> _PROBLEM TO WORK ON_: Make an exact copy of all the data.
━━━
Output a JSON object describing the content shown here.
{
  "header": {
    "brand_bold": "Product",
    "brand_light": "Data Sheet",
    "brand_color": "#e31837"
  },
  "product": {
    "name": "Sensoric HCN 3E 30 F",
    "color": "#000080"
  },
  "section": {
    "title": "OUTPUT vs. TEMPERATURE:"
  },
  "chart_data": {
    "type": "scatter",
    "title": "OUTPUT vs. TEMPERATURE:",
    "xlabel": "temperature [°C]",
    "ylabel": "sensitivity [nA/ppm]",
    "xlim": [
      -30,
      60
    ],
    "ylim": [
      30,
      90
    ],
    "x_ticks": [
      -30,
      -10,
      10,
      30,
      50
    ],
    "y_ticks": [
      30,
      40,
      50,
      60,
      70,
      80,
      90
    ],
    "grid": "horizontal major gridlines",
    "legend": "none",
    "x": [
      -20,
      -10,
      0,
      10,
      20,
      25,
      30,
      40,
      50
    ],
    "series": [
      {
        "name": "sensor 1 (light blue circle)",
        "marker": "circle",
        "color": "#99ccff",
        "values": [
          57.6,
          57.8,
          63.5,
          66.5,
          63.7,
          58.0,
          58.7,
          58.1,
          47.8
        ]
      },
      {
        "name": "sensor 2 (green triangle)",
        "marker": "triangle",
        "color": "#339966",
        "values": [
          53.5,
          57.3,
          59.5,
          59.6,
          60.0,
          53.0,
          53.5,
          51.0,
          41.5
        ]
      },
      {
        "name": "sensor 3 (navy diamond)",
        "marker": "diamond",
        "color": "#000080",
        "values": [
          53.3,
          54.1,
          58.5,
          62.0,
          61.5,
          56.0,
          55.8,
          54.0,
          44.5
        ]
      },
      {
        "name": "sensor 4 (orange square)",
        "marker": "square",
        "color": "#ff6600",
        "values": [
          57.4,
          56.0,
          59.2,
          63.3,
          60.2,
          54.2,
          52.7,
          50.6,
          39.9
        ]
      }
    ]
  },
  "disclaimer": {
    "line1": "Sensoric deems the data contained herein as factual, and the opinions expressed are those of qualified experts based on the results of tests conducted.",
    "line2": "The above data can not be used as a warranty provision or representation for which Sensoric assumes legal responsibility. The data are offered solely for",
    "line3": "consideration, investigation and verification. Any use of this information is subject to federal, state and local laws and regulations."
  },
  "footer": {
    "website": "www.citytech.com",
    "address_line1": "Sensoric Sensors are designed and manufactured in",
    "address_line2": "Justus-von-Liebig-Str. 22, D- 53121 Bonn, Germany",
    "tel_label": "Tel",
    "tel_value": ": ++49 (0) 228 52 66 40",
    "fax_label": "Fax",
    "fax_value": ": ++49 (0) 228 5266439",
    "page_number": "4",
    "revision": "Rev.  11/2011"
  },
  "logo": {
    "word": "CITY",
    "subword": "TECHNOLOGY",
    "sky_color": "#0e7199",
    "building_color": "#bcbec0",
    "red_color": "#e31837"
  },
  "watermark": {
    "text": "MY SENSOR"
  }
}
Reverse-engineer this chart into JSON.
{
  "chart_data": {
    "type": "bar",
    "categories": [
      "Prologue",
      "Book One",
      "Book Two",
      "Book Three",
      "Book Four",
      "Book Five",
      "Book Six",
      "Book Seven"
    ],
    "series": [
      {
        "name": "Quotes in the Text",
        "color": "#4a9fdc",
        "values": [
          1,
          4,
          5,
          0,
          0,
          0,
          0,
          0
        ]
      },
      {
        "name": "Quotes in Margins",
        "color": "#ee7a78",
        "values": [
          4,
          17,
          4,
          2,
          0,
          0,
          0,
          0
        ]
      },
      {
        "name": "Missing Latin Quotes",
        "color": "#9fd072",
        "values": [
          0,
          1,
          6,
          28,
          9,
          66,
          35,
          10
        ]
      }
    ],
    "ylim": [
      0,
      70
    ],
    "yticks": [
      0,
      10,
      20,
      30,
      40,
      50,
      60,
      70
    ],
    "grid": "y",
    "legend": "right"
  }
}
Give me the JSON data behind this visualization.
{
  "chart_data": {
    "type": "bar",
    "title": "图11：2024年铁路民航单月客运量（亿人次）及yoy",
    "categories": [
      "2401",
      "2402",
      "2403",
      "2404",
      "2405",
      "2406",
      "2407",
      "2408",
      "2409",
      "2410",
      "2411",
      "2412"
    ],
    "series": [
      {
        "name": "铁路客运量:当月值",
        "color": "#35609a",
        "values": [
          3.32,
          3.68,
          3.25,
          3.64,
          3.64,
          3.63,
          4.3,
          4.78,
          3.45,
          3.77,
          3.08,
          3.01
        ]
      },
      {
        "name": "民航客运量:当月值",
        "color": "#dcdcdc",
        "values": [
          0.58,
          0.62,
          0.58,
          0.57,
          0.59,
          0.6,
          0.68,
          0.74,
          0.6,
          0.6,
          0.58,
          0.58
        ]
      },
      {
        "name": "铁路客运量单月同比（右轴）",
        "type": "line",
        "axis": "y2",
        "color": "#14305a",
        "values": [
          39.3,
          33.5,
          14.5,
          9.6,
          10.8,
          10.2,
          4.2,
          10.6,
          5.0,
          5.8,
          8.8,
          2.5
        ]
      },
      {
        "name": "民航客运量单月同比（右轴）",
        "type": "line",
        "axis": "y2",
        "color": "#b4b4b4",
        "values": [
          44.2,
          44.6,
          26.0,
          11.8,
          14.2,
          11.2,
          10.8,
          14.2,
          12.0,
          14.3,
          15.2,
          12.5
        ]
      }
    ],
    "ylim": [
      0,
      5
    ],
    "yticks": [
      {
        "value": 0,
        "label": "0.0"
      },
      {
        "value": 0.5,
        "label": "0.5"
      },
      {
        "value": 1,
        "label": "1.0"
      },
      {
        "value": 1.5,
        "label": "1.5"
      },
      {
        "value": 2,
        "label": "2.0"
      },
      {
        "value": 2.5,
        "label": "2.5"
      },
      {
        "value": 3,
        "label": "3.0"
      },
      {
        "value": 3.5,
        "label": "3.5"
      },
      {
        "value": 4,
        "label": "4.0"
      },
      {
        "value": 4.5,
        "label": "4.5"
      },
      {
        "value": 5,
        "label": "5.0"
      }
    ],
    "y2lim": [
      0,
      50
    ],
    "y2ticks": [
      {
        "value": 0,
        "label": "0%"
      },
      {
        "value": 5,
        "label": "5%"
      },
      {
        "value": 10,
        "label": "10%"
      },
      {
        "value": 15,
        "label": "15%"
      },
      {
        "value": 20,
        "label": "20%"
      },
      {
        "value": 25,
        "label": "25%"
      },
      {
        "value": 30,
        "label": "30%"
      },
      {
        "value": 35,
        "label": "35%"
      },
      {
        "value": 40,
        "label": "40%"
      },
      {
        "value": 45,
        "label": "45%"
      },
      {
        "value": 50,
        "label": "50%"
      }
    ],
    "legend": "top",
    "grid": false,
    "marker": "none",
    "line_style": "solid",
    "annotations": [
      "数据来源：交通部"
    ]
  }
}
━━━
> _RESULT OF THIS TASK_:
Output a JSON object describing the content shown here.
{
  "header": {
    "brand_bold": "Product",
    "brand_light": "Data Sheet",
    "brand_color": "#e31837"
  },
  "product": {
    "name": "Sensoric HCN 3E 30 F",
    "color": "#000080"
  },
  "section": {
    "title": "OUTPUT vs. TEMPERATURE:"
  },
  "chart_data": {
    "type": "scatter",
    "title": "OUTPUT vs. TEMPERATURE:",
    "xlabel": "temperature [°C]",
    "ylabel": "sensitivity [nA/ppm]",
    "xlim": [
      -30,
      60
    ],
    "ylim": [
      30,
      90
    ],
    "x_ticks": [
      -30,
      -10,
      10,
      30,
      50
    ],
    "y_ticks": [
      30,
      40,
      50,
      60,
      70,
      80,
      90
    ],
    "grid": "horizontal major gridlines",
    "legend": "none",
    "x": [
      -20,
      -10,
      0,
      10,
      20,
      25,
      30,
      40,
      50
    ],
    "series": [
      {
        "name": "sensor 1 (light blue circle)",
        "marker": "circle",
        "color": "#99ccff",
        "values": [
          57.6,
          57.8,
          63.5,
          66.5,
          63.7,
          58.0,
          58.7,
          58.1,
          47.8
        ]
      },
      {
        "name": "sensor 2 (green triangle)",
        "marker": "triangle",
        "color": "#339966",
        "values": [
          53.5,
          57.3,
          59.5,
          59.6,
          60.0,
          53.0,
          53.5,
          51.0,
          41.5
        ]
      },
      {
        "name": "sensor 3 (navy diamond)",
        "marker": "diamond",
        "color": "#000080",
        "values": [
          53.3,
          54.1,
          58.5,
          62.0,
          61.5,
          56.0,
          55.8,
          54.0,
          44.5
        ]
      },
      {
        "name": "sensor 4 (orange square)",
        "marker": "square",
        "color": "#ff6600",
        "values": [
          57.4,
          56.0,
          59.2,
          63.3,
          60.2,
          54.2,
          52.7,
          50.6,
          39.9
        ]
      }
    ]
  },
  "disclaimer": {
    "line1": "Sensoric deems the data contained herein as factual, and the opinions expressed are those of qualified experts based on the results of tests conducted.",
    "line2": "The above data can not be used as a warranty provision or representation for which Sensoric assumes legal responsibility. The data are offered solely for",
    "line3": "consideration, investigation and verification. Any use of this information is subject to federal, state and local laws and regulations."
  },
  "footer": {
    "website": "www.citytech.com",
    "address_line1": "Sensoric Sensors are designed and manufactured in",
    "address_line2": "Justus-von-Liebig-Str. 22, D- 53121 Bonn, Germany",
    "tel_label": "Tel",
    "tel_value": ": ++49 (0) 228 52 66 40",
    "fax_label": "Fax",
    "fax_value": ": ++49 (0) 228 5266439",
    "page_number": "4",
    "revision": "Rev.  11/2011"
  },
  "logo": {
    "word": "CITY",
    "subword": "TECHNOLOGY",
    "sky_color": "#0e7199",
    "building_color": "#bcbec0",
    "red_color": "#e31837"
  },
  "watermark": {
    "text": "MY SENSOR"
  }
}
Reverse-engineer this chart into JSON.
{
  "chart_data": {
    "type": "bar",
    "categories": [
      "Prologue",
      "Book One",
      "Book Two",
      "Book Three",
      "Book Four",
      "Book Five",
      "Book Six",
      "Book Seven"
    ],
    "series": [
      {
        "name": "Quotes in the Text",
        "color": "#4a9fdc",
        "values": [
          1,
          4,
          5,
          0,
          0,
          0,
          0,
          0
        ]
      },
      {
        "name": "Quotes in Margins",
        "color": "#ee7a78",
        "values": [
          4,
          17,
          4,
          2,
          0,
          0,
          0,
          0
        ]
      },
      {
        "name": "Missing Latin Quotes",
        "color": "#9fd072",
        "values": [
          0,
          1,
          6,
          28,
          9,
          66,
          35,
          10
        ]
      }
    ],
    "ylim": [
      0,
      70
    ],
    "yticks": [
      0,
      10,
      20,
      30,
      40,
      50,
      60,
      70
    ],
    "grid": "y",
    "legend": "right"
  }
}
Give me the JSON data behind this visualization.
{
  "chart_data": {
    "type": "bar",
    "title": "图11：2024年铁路民航单月客运量（亿人次）及yoy",
    "categories": [
      "2401",
      "2402",
      "2403",
      "2404",
      "2405",
      "2406",
      "2407",
      "2408",
      "2409",
      "2410",
      "2411",
      "2412"
    ],
    "series": [
      {
        "name": "铁路客运量:当月值",
        "color": "#35609a",
        "values": [
          3.32,
          3.68,
          3.25,
          3.64,
          3.64,
          3.63,
          4.3,
          4.78,
          3.45,
          3.77,
          3.08,
          3.01
        ]
      },
      {
        "name": "民航客运量:当月值",
        "color": "#dcdcdc",
        "values": [
          0.58,
          0.62,
          0.58,
          0.57,
          0.59,
          0.6,
          0.68,
          0.74,
          0.6,
          0.6,
          0.58,
          0.58
        ]
      },
      {
        "name": "铁路客运量单月同比（右轴）",
        "type": "line",
        "axis": "y2",
        "color": "#14305a",
        "values": [
          39.3,
          33.5,
          14.5,
          9.6,
          10.8,
          10.2,
          4.2,
          10.6,
          5.0,
          5.8,
          8.8,
          2.5
        ]
      },
      {
        "name": "民航客运量单月同比（右轴）",
        "type": "line",
        "axis": "y2",
        "color": "#b4b4b4",
        "values": [
          44.2,
          44.6,
          26.0,
          11.8,
          14.2,
          11.2,
          10.8,
          14.2,
          12.0,
          14.3,
          15.2,
          12.5
        ]
      }
    ],
    "ylim": [
      0,
      5
    ],
    "yticks": [
      {
        "value": 0,
        "label": "0.0"
      },
      {
        "value": 0.5,
        "label": "0.5"
      },
      {
        "value": 1,
        "label": "1.0"
      },
      {
        "value": 1.5,
        "label": "1.5"
      },
      {
        "value": 2,
        "label": "2.0"
      },
      {
        "value": 2.5,
        "label": "2.5"
      },
      {
        "value": 3,
        "label": "3.0"
      },
      {
        "value": 3.5,
        "label": "3.5"
      },
      {
        "value": 4,
        "label": "4.0"
      },
      {
        "value": 4.5,
        "label": "4.5"
      },
      {
        "value": 5,
        "label": "5.0"
      }
    ],
    "y2lim": [
      0,
      50
    ],
    "y2ticks": [
      {
        "value": 0,
        "label": "0%"
      },
      {
        "value": 5,
        "label": "5%"
      },
      {
        "value": 10,
        "label": "10%"
      },
      {
        "value": 15,
        "label": "15%"
      },
      {
        "value": 20,
        "label": "20%"
      },
      {
        "value": 25,
        "label": "25%"
      },
      {
        "value": 30,
        "label": "30%"
      },
      {
        "value": 35,
        "label": "35%"
      },
      {
        "value": 40,
        "label": "40%"
      },
      {
        "value": 45,
        "label": "45%"
      },
      {
        "value": 50,
        "label": "50%"
      }
    ],
    "legend": "top",
    "grid": false,
    "marker": "none",
    "line_style": "solid",
    "annotations": [
      "数据来源：交通部"
    ]
  }
}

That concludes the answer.